## TASK DESCRIPTION
Copy out each line of the material below that holds the string "열전도율".

## RAW DATA

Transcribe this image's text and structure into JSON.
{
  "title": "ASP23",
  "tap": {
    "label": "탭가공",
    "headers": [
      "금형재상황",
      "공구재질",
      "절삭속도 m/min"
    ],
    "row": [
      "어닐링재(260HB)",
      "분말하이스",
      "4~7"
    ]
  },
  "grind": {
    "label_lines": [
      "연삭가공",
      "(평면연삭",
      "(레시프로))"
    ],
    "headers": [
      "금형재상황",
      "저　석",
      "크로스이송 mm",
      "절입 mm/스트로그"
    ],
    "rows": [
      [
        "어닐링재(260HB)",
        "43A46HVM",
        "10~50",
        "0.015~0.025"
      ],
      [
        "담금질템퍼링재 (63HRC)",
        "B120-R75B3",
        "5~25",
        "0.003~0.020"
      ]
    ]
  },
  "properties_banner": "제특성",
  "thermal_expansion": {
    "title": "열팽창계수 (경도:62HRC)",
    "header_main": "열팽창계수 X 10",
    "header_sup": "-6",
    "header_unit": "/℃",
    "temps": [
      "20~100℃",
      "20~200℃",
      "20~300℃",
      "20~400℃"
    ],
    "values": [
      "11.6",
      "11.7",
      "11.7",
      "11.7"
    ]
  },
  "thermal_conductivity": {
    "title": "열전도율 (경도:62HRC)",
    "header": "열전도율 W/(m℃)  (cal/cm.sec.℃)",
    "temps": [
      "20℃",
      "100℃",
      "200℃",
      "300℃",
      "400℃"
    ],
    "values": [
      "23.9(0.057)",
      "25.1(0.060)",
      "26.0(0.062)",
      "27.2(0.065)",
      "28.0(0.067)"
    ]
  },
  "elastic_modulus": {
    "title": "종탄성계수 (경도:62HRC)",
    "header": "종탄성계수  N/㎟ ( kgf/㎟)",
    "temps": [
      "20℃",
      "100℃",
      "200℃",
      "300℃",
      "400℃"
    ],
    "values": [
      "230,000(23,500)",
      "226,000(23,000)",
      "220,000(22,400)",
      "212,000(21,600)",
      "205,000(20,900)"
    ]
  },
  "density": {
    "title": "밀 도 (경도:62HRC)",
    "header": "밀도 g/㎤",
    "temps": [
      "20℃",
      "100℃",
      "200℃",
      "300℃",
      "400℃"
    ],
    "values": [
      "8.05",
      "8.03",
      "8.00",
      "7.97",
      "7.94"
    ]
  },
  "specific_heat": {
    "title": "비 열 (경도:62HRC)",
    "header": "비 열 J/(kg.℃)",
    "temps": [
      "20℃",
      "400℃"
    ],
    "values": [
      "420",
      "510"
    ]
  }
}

## FINAL ANSWER
    "title": "열전도율 (경도:62HRC)",
    "header": "열전도율 W/(m℃)  (cal/cm.sec.℃)",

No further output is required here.